§ What to produce
Show every line in the entries below where the word "countries" appears.

(Dataset entries on figures)
== == ==

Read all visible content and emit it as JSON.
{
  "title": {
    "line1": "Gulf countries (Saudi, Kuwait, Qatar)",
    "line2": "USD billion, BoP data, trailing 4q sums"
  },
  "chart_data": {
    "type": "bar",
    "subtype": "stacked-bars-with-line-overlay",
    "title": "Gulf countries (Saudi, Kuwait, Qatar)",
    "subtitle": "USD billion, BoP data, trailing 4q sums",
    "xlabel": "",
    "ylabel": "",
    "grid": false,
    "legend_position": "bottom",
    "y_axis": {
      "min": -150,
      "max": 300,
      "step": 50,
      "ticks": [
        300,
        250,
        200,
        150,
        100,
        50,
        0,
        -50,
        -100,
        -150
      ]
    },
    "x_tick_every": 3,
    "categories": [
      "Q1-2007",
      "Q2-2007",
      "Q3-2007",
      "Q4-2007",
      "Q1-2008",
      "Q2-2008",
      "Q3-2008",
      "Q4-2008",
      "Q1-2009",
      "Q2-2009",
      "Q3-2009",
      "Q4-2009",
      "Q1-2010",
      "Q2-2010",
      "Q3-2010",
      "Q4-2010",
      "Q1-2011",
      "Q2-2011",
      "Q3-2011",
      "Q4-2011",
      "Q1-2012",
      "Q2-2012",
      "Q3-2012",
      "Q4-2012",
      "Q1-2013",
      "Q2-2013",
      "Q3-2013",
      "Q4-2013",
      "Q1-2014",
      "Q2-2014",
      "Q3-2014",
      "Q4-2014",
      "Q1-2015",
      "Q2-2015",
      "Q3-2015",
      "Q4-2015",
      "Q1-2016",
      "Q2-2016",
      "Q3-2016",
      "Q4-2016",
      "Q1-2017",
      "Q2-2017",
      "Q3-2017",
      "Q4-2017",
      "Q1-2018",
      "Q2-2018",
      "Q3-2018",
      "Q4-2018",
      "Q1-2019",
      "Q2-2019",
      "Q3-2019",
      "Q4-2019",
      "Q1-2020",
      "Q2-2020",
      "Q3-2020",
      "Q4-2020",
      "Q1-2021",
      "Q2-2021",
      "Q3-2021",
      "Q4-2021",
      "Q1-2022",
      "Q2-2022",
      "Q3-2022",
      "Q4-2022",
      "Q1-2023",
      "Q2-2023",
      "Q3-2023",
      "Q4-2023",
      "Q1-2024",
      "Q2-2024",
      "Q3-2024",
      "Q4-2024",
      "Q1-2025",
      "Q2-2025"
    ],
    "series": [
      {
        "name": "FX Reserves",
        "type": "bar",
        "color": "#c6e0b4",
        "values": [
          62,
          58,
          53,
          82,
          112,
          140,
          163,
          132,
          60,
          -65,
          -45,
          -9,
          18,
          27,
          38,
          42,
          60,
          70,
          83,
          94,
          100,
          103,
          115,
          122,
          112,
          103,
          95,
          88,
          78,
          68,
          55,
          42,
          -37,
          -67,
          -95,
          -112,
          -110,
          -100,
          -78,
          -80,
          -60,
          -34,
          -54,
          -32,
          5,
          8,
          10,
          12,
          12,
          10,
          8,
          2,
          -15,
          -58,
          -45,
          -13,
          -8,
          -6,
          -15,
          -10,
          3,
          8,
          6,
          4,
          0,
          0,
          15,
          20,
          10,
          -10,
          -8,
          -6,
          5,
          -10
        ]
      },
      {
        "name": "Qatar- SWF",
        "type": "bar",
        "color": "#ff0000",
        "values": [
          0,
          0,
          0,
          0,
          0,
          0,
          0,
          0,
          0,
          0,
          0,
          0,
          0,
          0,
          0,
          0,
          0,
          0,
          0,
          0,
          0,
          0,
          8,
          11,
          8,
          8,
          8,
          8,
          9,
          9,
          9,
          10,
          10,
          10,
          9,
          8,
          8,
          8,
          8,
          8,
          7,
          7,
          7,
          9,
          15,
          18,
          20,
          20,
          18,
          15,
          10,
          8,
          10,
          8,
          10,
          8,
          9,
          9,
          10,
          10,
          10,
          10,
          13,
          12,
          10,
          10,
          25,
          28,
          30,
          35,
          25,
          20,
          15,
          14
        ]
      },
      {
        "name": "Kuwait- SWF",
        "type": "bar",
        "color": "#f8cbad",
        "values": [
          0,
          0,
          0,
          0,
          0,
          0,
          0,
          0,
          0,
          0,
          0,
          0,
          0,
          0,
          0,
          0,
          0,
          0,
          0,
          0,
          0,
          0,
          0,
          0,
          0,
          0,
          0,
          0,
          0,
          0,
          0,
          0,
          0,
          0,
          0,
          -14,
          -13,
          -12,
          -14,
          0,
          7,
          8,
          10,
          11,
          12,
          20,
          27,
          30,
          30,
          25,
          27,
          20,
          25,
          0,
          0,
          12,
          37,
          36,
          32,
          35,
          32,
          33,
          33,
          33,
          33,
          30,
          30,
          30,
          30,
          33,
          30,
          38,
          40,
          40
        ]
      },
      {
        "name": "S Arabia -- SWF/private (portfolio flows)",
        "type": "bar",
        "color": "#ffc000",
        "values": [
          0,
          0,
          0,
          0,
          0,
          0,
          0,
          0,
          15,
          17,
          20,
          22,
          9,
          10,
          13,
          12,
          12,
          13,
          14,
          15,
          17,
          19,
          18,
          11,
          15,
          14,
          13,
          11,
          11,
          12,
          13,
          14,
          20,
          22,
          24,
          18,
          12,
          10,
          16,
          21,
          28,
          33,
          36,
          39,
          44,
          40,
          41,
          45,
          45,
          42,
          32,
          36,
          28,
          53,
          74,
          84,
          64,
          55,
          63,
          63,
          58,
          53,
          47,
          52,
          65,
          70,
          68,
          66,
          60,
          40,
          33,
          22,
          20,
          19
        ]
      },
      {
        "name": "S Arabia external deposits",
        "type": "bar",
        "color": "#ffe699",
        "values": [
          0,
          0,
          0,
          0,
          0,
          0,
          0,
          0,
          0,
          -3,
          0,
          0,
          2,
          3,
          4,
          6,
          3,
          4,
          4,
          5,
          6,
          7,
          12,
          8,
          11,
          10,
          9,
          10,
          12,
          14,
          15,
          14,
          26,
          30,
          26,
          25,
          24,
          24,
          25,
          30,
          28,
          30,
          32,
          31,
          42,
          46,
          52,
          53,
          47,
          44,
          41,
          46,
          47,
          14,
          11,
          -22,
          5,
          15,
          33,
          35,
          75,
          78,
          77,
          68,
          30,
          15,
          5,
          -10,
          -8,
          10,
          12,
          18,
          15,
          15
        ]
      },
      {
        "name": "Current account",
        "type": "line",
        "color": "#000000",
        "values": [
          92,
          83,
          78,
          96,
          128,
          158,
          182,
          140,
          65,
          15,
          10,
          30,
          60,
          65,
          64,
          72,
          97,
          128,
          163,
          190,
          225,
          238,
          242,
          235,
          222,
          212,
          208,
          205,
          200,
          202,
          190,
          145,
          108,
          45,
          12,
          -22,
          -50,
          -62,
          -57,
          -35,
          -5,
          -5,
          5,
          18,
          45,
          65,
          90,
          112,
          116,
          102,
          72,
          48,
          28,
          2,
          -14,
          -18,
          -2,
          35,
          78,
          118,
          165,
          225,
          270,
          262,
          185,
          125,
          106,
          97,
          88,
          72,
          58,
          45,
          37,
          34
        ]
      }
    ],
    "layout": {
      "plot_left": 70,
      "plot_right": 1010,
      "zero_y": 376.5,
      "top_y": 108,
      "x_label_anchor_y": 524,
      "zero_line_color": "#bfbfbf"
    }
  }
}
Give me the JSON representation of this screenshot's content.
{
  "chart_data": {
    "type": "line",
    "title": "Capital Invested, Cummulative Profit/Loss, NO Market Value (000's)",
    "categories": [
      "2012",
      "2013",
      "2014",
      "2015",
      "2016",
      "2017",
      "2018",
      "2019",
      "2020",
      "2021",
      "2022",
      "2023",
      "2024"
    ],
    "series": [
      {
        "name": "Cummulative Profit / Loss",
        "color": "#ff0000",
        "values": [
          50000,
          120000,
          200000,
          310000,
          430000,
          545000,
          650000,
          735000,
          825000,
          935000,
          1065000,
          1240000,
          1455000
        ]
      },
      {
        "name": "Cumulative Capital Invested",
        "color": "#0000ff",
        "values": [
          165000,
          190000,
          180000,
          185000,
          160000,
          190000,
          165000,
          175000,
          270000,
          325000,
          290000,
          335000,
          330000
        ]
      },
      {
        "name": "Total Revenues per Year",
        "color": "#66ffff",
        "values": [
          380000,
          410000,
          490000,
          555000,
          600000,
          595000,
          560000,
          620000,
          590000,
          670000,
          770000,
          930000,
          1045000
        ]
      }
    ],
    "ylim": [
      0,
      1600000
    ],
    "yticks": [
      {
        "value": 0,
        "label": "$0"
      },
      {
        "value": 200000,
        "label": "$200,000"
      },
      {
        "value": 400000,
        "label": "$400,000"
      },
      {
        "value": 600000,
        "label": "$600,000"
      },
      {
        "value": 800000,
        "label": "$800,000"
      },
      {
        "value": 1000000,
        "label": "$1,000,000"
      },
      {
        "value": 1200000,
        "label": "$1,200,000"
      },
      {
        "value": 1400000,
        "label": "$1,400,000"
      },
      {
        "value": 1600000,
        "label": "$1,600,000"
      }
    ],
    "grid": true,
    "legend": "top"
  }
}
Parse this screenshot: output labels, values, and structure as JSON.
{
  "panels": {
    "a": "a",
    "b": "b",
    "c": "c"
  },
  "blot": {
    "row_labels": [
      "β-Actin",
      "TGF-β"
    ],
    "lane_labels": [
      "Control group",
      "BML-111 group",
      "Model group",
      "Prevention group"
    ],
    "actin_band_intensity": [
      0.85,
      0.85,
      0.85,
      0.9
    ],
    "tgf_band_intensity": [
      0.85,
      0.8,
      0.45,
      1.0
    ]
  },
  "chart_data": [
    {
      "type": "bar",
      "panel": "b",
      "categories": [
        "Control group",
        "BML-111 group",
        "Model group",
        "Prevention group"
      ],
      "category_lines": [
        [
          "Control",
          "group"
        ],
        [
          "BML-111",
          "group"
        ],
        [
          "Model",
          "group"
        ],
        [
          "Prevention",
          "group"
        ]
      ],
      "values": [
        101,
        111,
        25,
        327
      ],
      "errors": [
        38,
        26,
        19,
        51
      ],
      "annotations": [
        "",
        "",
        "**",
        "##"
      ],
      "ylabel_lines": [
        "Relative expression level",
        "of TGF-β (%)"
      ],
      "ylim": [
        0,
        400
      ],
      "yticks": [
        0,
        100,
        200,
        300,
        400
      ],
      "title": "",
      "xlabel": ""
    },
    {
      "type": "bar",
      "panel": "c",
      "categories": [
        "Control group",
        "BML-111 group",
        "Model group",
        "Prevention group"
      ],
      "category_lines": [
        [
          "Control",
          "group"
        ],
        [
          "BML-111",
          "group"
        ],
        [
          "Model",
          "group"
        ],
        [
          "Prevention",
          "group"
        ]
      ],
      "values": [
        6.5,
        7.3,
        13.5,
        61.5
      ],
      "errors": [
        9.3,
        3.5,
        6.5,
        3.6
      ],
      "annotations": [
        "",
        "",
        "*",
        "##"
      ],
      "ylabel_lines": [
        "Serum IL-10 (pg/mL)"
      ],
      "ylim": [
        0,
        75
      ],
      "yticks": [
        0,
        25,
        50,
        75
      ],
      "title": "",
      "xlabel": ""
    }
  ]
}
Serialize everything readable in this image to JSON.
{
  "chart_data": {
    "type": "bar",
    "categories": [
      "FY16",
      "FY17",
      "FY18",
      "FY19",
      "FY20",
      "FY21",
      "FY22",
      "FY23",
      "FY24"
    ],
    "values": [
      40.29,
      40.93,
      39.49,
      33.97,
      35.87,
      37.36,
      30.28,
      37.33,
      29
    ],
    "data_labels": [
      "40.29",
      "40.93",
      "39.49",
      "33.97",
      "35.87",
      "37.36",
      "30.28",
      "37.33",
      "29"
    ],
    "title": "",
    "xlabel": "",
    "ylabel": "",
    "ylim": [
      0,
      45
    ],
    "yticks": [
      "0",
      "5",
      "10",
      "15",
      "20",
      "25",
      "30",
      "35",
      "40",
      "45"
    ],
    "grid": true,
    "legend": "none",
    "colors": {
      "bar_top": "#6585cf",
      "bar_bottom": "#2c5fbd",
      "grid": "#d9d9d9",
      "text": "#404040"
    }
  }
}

== == ==

§ Worked solution
    "line1": "Gulf countries (Saudi, Kuwait, Qatar)",
    "title": "Gulf countries (Saudi, Kuwait, Qatar)",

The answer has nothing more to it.